▸ **Task**
Write out all the material exactly. Leave nothing out.

▸ **Provided data**
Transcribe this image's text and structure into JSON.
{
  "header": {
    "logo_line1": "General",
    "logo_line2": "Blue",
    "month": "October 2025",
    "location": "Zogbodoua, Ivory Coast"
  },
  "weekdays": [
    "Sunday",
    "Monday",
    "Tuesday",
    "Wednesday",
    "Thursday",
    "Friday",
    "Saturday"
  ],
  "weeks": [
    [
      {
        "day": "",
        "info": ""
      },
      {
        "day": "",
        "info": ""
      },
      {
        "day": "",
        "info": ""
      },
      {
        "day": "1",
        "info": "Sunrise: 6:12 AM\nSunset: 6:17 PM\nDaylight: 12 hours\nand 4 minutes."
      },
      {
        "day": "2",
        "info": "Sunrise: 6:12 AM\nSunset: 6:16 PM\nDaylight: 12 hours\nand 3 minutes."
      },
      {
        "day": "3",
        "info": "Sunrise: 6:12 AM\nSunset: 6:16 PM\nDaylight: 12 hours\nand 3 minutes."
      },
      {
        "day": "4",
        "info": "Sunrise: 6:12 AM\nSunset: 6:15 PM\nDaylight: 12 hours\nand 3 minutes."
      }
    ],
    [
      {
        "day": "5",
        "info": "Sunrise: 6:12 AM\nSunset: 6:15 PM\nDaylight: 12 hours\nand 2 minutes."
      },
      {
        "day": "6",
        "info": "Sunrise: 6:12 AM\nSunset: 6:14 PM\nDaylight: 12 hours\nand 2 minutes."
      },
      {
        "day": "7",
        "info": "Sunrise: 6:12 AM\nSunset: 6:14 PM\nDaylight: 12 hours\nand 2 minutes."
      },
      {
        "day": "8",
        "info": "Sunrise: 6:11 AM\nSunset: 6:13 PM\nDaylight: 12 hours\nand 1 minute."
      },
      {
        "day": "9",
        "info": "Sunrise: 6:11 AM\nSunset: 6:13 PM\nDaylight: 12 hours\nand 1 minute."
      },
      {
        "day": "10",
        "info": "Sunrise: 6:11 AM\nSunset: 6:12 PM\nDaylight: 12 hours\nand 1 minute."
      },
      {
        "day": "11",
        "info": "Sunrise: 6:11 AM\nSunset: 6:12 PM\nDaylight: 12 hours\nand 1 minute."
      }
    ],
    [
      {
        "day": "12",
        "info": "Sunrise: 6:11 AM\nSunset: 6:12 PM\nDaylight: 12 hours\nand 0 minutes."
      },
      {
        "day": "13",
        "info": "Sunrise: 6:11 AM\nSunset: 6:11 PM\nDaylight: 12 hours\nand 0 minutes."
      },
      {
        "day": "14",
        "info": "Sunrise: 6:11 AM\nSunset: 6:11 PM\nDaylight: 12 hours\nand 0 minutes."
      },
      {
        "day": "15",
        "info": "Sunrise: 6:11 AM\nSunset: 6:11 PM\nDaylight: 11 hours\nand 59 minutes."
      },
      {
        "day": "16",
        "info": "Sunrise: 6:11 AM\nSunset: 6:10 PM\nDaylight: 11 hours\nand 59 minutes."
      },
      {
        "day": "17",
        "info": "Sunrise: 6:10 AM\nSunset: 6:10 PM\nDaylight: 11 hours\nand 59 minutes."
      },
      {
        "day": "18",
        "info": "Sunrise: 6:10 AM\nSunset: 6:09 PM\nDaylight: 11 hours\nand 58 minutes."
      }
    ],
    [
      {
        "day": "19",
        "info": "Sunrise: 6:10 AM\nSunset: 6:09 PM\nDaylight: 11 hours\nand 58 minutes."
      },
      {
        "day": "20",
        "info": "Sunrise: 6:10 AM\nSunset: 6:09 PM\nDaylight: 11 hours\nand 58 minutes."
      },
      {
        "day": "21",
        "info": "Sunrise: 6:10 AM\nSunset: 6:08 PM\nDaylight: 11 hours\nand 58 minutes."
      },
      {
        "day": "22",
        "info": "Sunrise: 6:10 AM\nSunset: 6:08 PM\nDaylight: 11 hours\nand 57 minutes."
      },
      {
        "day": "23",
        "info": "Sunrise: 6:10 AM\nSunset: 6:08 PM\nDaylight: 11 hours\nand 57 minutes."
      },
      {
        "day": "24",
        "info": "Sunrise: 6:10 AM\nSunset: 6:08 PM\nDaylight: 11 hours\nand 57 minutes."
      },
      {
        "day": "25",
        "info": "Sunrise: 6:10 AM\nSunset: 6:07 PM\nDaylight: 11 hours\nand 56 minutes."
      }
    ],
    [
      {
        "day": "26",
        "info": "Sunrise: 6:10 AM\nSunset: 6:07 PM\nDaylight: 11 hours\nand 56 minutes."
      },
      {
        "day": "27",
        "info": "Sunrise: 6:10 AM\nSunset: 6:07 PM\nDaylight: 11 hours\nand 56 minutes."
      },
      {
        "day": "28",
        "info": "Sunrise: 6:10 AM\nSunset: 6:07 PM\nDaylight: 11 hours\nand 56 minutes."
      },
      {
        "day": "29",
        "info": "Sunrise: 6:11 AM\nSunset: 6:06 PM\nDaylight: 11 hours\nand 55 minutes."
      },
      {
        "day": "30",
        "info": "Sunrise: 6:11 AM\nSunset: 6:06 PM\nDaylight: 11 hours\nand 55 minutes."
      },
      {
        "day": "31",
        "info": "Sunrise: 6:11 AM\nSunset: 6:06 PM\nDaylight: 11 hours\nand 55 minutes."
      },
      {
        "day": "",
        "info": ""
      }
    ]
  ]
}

▸ **Full response**
Transcribe this image's text and structure into JSON.
{
  "header": {
    "logo_line1": "General",
    "logo_line2": "Blue",
    "month": "October 2025",
    "location": "Zogbodoua, Ivory Coast"
  },
  "weekdays": [
    "Sunday",
    "Monday",
    "Tuesday",
    "Wednesday",
    "Thursday",
    "Friday",
    "Saturday"
  ],
  "weeks": [
    [
      {
        "day": "",
        "info": ""
      },
      {
        "day": "",
        "info": ""
      },
      {
        "day": "",
        "info": ""
      },
      {
        "day": "1",
        "info": "Sunrise: 6:12 AM\nSunset: 6:17 PM\nDaylight: 12 hours\nand 4 minutes."
      },
      {
        "day": "2",
        "info": "Sunrise: 6:12 AM\nSunset: 6:16 PM\nDaylight: 12 hours\nand 3 minutes."
      },
      {
        "day": "3",
        "info": "Sunrise: 6:12 AM\nSunset: 6:16 PM\nDaylight: 12 hours\nand 3 minutes."
      },
      {
        "day": "4",
        "info": "Sunrise: 6:12 AM\nSunset: 6:15 PM\nDaylight: 12 hours\nand 3 minutes."
      }
    ],
    [
      {
        "day": "5",
        "info": "Sunrise: 6:12 AM\nSunset: 6:15 PM\nDaylight: 12 hours\nand 2 minutes."
      },
      {
        "day": "6",
        "info": "Sunrise: 6:12 AM\nSunset: 6:14 PM\nDaylight: 12 hours\nand 2 minutes."
      },
      {
        "day": "7",
        "info": "Sunrise: 6:12 AM\nSunset: 6:14 PM\nDaylight: 12 hours\nand 2 minutes."
      },
      {
        "day": "8",
        "info": "Sunrise: 6:11 AM\nSunset: 6:13 PM\nDaylight: 12 hours\nand 1 minute."
      },
      {
        "day": "9",
        "info": "Sunrise: 6:11 AM\nSunset: 6:13 PM\nDaylight: 12 hours\nand 1 minute."
      },
      {
        "day": "10",
        "info": "Sunrise: 6:11 AM\nSunset: 6:12 PM\nDaylight: 12 hours\nand 1 minute."
      },
      {
        "day": "11",
        "info": "Sunrise: 6:11 AM\nSunset: 6:12 PM\nDaylight: 12 hours\nand 1 minute."
      }
    ],
    [
      {
        "day": "12",
        "info": "Sunrise: 6:11 AM\nSunset: 6:12 PM\nDaylight: 12 hours\nand 0 minutes."
      },
      {
        "day": "13",
        "info": "Sunrise: 6:11 AM\nSunset: 6:11 PM\nDaylight: 12 hours\nand 0 minutes."
      },
      {
        "day": "14",
        "info": "Sunrise: 6:11 AM\nSunset: 6:11 PM\nDaylight: 12 hours\nand 0 minutes."
      },
      {
        "day": "15",
        "info": "Sunrise: 6:11 AM\nSunset: 6:11 PM\nDaylight: 11 hours\nand 59 minutes."
      },
      {
        "day": "16",
        "info": "Sunrise: 6:11 AM\nSunset: 6:10 PM\nDaylight: 11 hours\nand 59 minutes."
      },
      {
        "day": "17",
        "info": "Sunrise: 6:10 AM\nSunset: 6:10 PM\nDaylight: 11 hours\nand 59 minutes."
      },
      {
        "day": "18",
        "info": "Sunrise: 6:10 AM\nSunset: 6:09 PM\nDaylight: 11 hours\nand 58 minutes."
      }
    ],
    [
      {
        "day": "19",
        "info": "Sunrise: 6:10 AM\nSunset: 6:09 PM\nDaylight: 11 hours\nand 58 minutes."
      },
      {
        "day": "20",
        "info": "Sunrise: 6:10 AM\nSunset: 6:09 PM\nDaylight: 11 hours\nand 58 minutes."
      },
      {
        "day": "21",
        "info": "Sunrise: 6:10 AM\nSunset: 6:08 PM\nDaylight: 11 hours\nand 58 minutes."
      },
      {
        "day": "22",
        "info": "Sunrise: 6:10 AM\nSunset: 6:08 PM\nDaylight: 11 hours\nand 57 minutes."
      },
      {
        "day": "23",
        "info": "Sunrise: 6:10 AM\nSunset: 6:08 PM\nDaylight: 11 hours\nand 57 minutes."
      },
      {
        "day": "24",
        "info": "Sunrise: 6:10 AM\nSunset: 6:08 PM\nDaylight: 11 hours\nand 57 minutes."
      },
      {
        "day": "25",
        "info": "Sunrise: 6:10 AM\nSunset: 6:07 PM\nDaylight: 11 hours\nand 56 minutes."
      }
    ],
    [
      {
        "day": "26",
        "info": "Sunrise: 6:10 AM\nSunset: 6:07 PM\nDaylight: 11 hours\nand 56 minutes."
      },
      {
        "day": "27",
        "info": "Sunrise: 6:10 AM\nSunset: 6:07 PM\nDaylight: 11 hours\nand 56 minutes."
      },
      {
        "day": "28",
        "info": "Sunrise: 6:10 AM\nSunset: 6:07 PM\nDaylight: 11 hours\nand 56 minutes."
      },
      {
        "day": "29",
        "info": "Sunrise: 6:11 AM\nSunset: 6:06 PM\nDaylight: 11 hours\nand 55 minutes."
      },
      {
        "day": "30",
        "info": "Sunrise: 6:11 AM\nSunset: 6:06 PM\nDaylight: 11 hours\nand 55 minutes."
      },
      {
        "day": "31",
        "info": "Sunrise: 6:11 AM\nSunset: 6:06 PM\nDaylight: 11 hours\nand 55 minutes."
      },
      {
        "day": "",
        "info": ""
      }
    ]
  ]
}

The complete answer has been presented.